◆ **What to do**
Write the data out again, exactly as given.

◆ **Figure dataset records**
- - -

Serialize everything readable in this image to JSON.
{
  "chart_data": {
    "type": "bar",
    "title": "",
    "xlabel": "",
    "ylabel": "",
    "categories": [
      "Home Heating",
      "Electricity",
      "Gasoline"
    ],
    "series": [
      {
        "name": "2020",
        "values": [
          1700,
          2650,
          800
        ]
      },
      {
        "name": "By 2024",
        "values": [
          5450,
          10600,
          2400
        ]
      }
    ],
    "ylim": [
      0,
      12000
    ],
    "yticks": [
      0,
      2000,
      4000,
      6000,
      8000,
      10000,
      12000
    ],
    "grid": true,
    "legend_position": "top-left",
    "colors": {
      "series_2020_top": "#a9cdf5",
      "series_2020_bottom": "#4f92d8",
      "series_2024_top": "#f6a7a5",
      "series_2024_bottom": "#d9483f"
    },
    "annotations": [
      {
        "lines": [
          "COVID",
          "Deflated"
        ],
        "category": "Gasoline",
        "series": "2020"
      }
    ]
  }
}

- - -

◆ **Solution for this task**
Serialize everything readable in this image to JSON.
{
  "chart_data": {
    "type": "bar",
    "title": "",
    "xlabel": "",
    "ylabel": "",
    "categories": [
      "Home Heating",
      "Electricity",
      "Gasoline"
    ],
    "series": [
      {
        "name": "2020",
        "values": [
          1700,
          2650,
          800
        ]
      },
      {
        "name": "By 2024",
        "values": [
          5450,
          10600,
          2400
        ]
      }
    ],
    "ylim": [
      0,
      12000
    ],
    "yticks": [
      0,
      2000,
      4000,
      6000,
      8000,
      10000,
      12000
    ],
    "grid": true,
    "legend_position": "top-left",
    "colors": {
      "series_2020_top": "#a9cdf5",
      "series_2020_bottom": "#4f92d8",
      "series_2024_top": "#f6a7a5",
      "series_2024_bottom": "#d9483f"
    },
    "annotations": [
      {
        "lines": [
          "COVID",
          "Deflated"
        ],
        "category": "Gasoline",
        "series": "2020"
      }
    ]
  }
}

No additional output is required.